** begin **

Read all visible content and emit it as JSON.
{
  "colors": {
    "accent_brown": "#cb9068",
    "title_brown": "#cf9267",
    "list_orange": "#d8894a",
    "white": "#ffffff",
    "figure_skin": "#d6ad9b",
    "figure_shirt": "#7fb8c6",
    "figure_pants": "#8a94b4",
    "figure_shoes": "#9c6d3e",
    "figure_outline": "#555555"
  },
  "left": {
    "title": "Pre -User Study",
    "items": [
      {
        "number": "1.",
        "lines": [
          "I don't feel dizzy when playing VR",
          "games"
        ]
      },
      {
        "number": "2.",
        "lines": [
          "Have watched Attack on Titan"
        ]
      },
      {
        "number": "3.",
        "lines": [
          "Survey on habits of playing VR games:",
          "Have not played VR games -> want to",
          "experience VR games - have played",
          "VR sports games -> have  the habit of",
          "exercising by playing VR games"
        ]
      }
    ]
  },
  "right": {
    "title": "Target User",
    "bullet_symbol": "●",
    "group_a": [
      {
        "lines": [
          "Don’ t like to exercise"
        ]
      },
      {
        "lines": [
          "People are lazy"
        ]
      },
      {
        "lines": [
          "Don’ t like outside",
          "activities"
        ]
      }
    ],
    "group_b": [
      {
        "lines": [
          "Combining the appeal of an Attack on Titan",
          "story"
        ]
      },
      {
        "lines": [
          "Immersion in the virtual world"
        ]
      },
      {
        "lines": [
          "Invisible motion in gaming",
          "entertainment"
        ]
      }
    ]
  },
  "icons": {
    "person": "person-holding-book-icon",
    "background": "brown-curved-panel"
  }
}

** end **

Written exercise: Each line containing the word "Titan" counts once; report the total alone.

Expected output: 2